### [WRITTEN PROBLEM]
Please output every line of the material as it stands, without the pictures.

:: EXERCISE INPUT ::

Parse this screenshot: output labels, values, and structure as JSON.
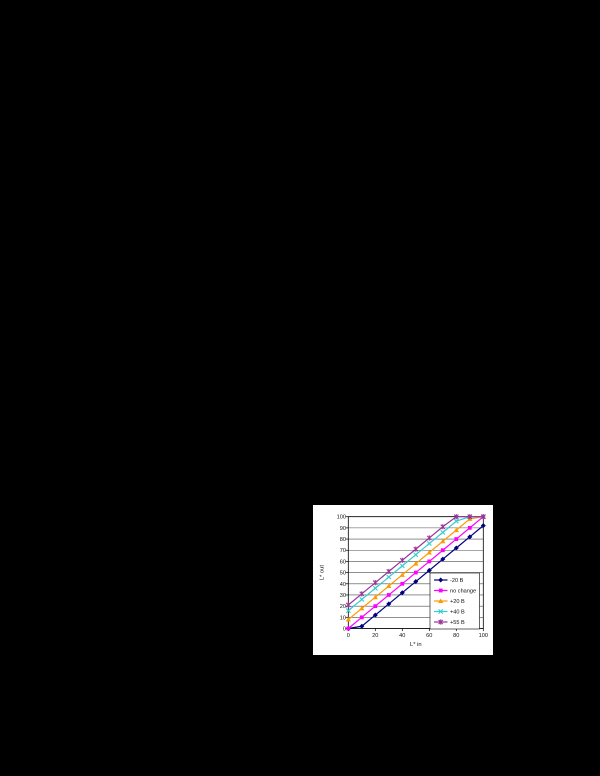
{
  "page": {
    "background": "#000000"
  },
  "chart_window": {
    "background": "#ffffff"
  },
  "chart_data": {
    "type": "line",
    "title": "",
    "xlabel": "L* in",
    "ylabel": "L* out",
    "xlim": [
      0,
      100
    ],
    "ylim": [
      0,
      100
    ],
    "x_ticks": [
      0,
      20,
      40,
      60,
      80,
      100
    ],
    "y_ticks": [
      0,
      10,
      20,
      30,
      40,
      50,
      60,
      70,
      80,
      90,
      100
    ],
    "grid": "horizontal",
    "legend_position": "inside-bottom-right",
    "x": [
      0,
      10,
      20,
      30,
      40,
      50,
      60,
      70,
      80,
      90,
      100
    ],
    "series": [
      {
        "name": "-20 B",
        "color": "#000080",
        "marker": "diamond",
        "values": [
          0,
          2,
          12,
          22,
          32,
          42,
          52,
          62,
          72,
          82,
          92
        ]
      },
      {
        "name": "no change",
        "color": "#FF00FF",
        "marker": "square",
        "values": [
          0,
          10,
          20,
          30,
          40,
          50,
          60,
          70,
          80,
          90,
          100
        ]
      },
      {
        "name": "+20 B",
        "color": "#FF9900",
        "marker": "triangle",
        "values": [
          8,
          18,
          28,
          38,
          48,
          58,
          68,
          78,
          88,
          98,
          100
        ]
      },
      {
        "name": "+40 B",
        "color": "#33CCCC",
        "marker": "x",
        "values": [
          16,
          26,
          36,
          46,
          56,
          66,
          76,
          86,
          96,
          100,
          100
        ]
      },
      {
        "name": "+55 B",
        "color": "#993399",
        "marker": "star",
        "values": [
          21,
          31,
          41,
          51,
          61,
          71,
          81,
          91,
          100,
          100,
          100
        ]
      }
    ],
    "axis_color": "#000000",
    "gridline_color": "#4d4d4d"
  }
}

:::

### [RIGHT ANSWER]
Parse this screenshot: output labels, values, and structure as JSON.
{
  "page": {
    "background": "#000000"
  },
  "chart_window": {
    "background": "#ffffff"
  },
  "chart_data": {
    "type": "line",
    "title": "",
    "xlabel": "L* in",
    "ylabel": "L* out",
    "xlim": [
      0,
      100
    ],
    "ylim": [
      0,
      100
    ],
    "x_ticks": [
      0,
      20,
      40,
      60,
      80,
      100
    ],
    "y_ticks": [
      0,
      10,
      20,
      30,
      40,
      50,
      60,
      70,
      80,
      90,
      100
    ],
    "grid": "horizontal",
    "legend_position": "inside-bottom-right",
    "x": [
      0,
      10,
      20,
      30,
      40,
      50,
      60,
      70,
      80,
      90,
      100
    ],
    "series": [
      {
        "name": "-20 B",
        "color": "#000080",
        "marker": "diamond",
        "values": [
          0,
          2,
          12,
          22,
          32,
          42,
          52,
          62,
          72,
          82,
          92
        ]
      },
      {
        "name": "no change",
        "color": "#FF00FF",
        "marker": "square",
        "values": [
          0,
          10,
          20,
          30,
          40,
          50,
          60,
          70,
          80,
          90,
          100
        ]
      },
      {
        "name": "+20 B",
        "color": "#FF9900",
        "marker": "triangle",
        "values": [
          8,
          18,
          28,
          38,
          48,
          58,
          68,
          78,
          88,
          98,
          100
        ]
      },
      {
        "name": "+40 B",
        "color": "#33CCCC",
        "marker": "x",
        "values": [
          16,
          26,
          36,
          46,
          56,
          66,
          76,
          86,
          96,
          100,
          100
        ]
      },
      {
        "name": "+55 B",
        "color": "#993399",
        "marker": "star",
        "values": [
          21,
          31,
          41,
          51,
          61,
          71,
          81,
          91,
          100,
          100,
          100
        ]
      }
    ],
    "axis_color": "#000000",
    "gridline_color": "#4d4d4d"
  }
}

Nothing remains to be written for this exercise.